Your task:
Read the lines below. Copy out any that hold the string "Tiếng".

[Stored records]

---+---

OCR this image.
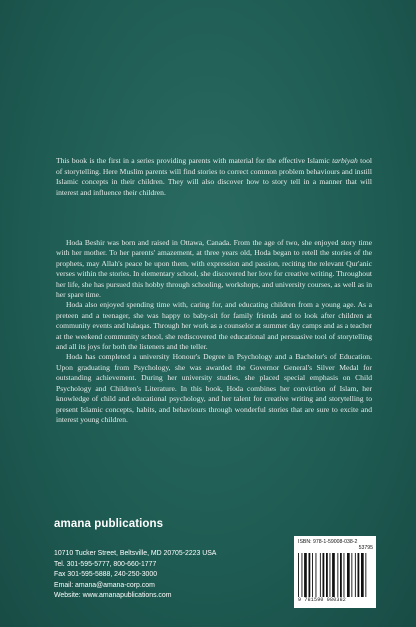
This book is the first in a series providing parents with material for the effective Islamic tarbiyah tool of storytelling. Here Muslim parents will find stories to correct common problem behaviours and instill Islamic concepts in their children. They will also discover how to story tell in a manner that will interest and influence their children.

Hoda Beshir was born and raised in Ottawa, Canada. From the age of two, she enjoyed story time with her mother. To her parents' amazement, at three years old, Hoda began to retell the stories of the prophets, may Allah's peace be upon them, with expression and passion, reciting the relevant Qur'anic verses within the stories. In elementary school, she discovered her love for creative writing. Throughout her life, she has pursued this hobby through schooling, workshops, and university courses, as well as in her spare time.

Hoda also enjoyed spending time with, caring for, and educating children from a young age. As a preteen and a teenager, she was happy to baby-sit for family friends and to look after children at community events and halaqas. Through her work as a counselor at summer day camps and as a teacher at the weekend community school, she rediscovered the educational and persuasive tool of storytelling and all its joys for both the listeners and the teller.

Hoda has completed a university Honour's Degree in Psychology and a Bachelor's of Education. Upon graduating from Psychology, she was awarded the Governor General's Silver Medal for outstanding achievement. During her university studies, she placed special emphasis on Child Psychology and Children's Literature. In this book, Hoda combines her conviction of Islam, her knowledge of child and educational psychology, and her talent for creative writing and storytelling to present Islamic concepts, habits, and behaviours through wonderful stories that are sure to excite and interest young children.

amana publications
10710 Tucker Street, Beltsville, MD 20705-2223 USA
Tel. 301-595-5777, 800-660-1777
Fax 301-595-5888, 240-250-3000
Email: amana@amana-corp.com
Website: www.amanapublications.com
ISBN: 978-1-59008-038-2
53795
9 781590 080382
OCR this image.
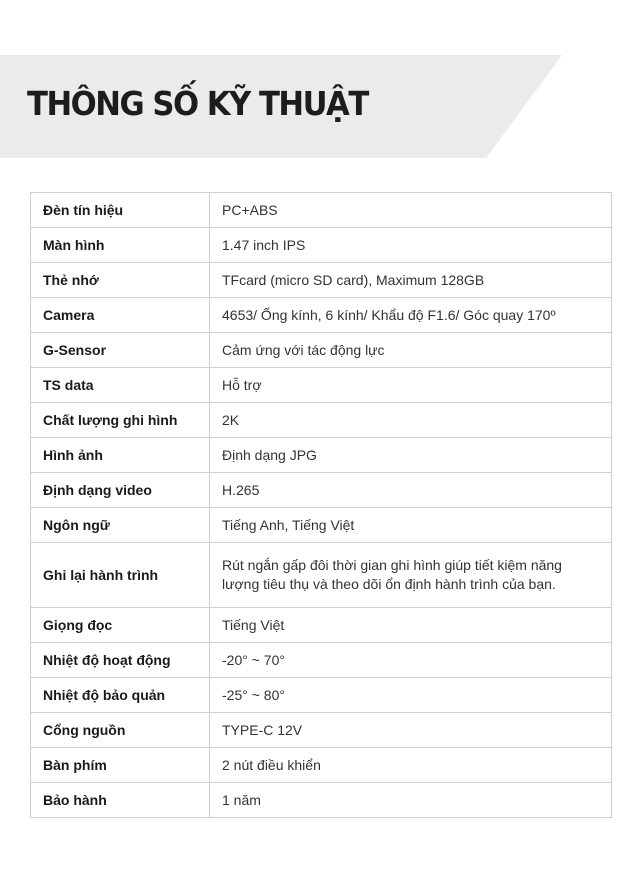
THÔNG SỐ KỸ THUẬT
Đèn tín hiệu	PC+ABS
Màn hình	1.47 inch IPS
Thẻ nhớ	TFcard (micro SD card), Maximum 128GB
Camera	4653/ Ống kính, 6 kính/ Khẩu độ F1.6/ Góc quay 170º
G-Sensor	Cảm ứng với tác động lực
TS data	Hỗ trợ
Chất lượng ghi hình	2K
Hình ảnh	Định dạng JPG
Định dạng video	H.265
Ngôn ngữ	Tiếng Anh, Tiếng Việt
Ghi lại hành trình	Rút ngắn gấp đôi thời gian ghi hình giúp tiết kiệm năng lượng tiêu thụ và theo dõi ổn định hành trình của bạn.
Giọng đọc	Tiếng Việt
Nhiệt độ hoạt động	-20° ~ 70°
Nhiệt độ bảo quản	-25° ~ 80°
Cổng nguồn	TYPE-C 12V
Bàn phím	2 nút điều khiển
Bảo hành	1 năm
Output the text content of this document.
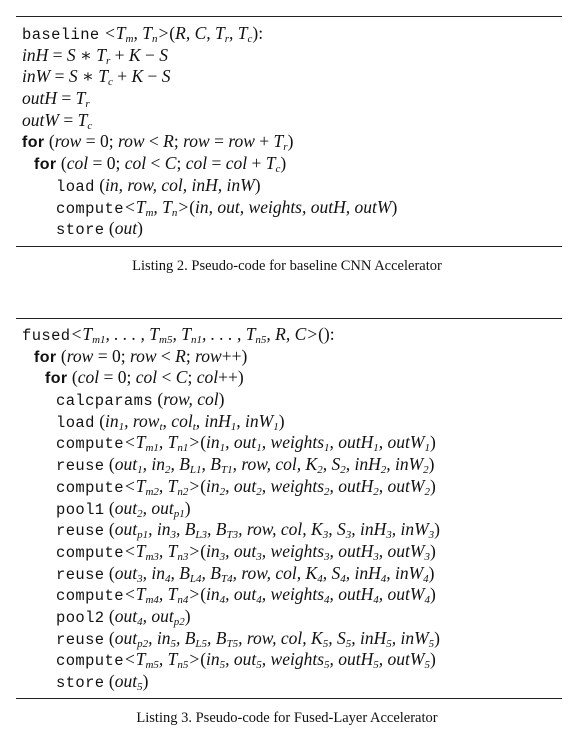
baseline $<T_m$, $T_n>(R$, C, $T_r$, $T_c$):
inH = S ∗ $T_r + K - S$
inW = S ∗ $T_c + K - S$
outH = $T_r$
outW = $T_c$
for (row = 0; row < R; row = row + $T_r$)
for (col = 0; col < C; col = col + $T_c$)
load (in, row, col, inH, inW)
$compute<T_m$, $T_n>(in$, out, weights, outH, outW)
store (out)
Listing 2. Pseudo-code for baseline CNN Accelerator
$fused<T_{m1}$, . . . , $T_{m5}$, $T_{n1}$, . . . , $T_{n5}$, R, C>():
for (row = 0; row < R; row++)
for (col = 0; col < C; col++)
calcparams (row, col)
load ($in_1$, row$_t$, col$_t$, inH$_1$, inW$_1$)
$compute<T_{m1}$, $T_{n1}>(in_1$, out$_1$, weights$_1$, outH$_1$, outW$_1$)
reuse (out$_1$, $in_2$, $B_{L1}$, $B_{T1}$, row, col, $K_2$, $S_2$, inH$_2$, inW$_2$)
$compute<T_{m2}$, $T_{n2}>(in_2$, out$_2$, weights$_2$, outH$_2$, outW$_2$)
pool1 (out$_2$, out$_{p1}$)
reuse (out$_{p1}$, $in_3$, $B_{L3}$, $B_{T3}$, row, col, $K_3$, $S_3$, inH$_3$, inW$_3$)
$compute<T_{m3}$, $T_{n3}>(in_3$, out$_3$, weights$_3$, outH$_3$, outW$_3$)
reuse (out$_3$, $in_4$, $B_{L4}$, $B_{T4}$, row, col, $K_4$, $S_4$, inH$_4$, inW$_4$)
$compute<T_{m4}$, $T_{n4}>(in_4$, out$_4$, weights$_4$, outH$_4$, outW$_4$)
pool2 (out$_4$, out$_{p2}$)
reuse (out$_{p2}$, $in_5$, $B_{L5}$, $B_{T5}$, row, col, $K_5$, $S_5$, inH$_5$, inW$_5$)
$compute<T_{m5}$, $T_{n5}>(in_5$, out$_5$, weights$_5$, outH$_5$, outW$_5$)
store (out$_5$)
Listing 3. Pseudo-code for Fused-Layer Accelerator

---+---

Response:
Ngôn ngữ	Tiếng Anh, Tiếng Việt
Giọng đọc	Tiếng Việt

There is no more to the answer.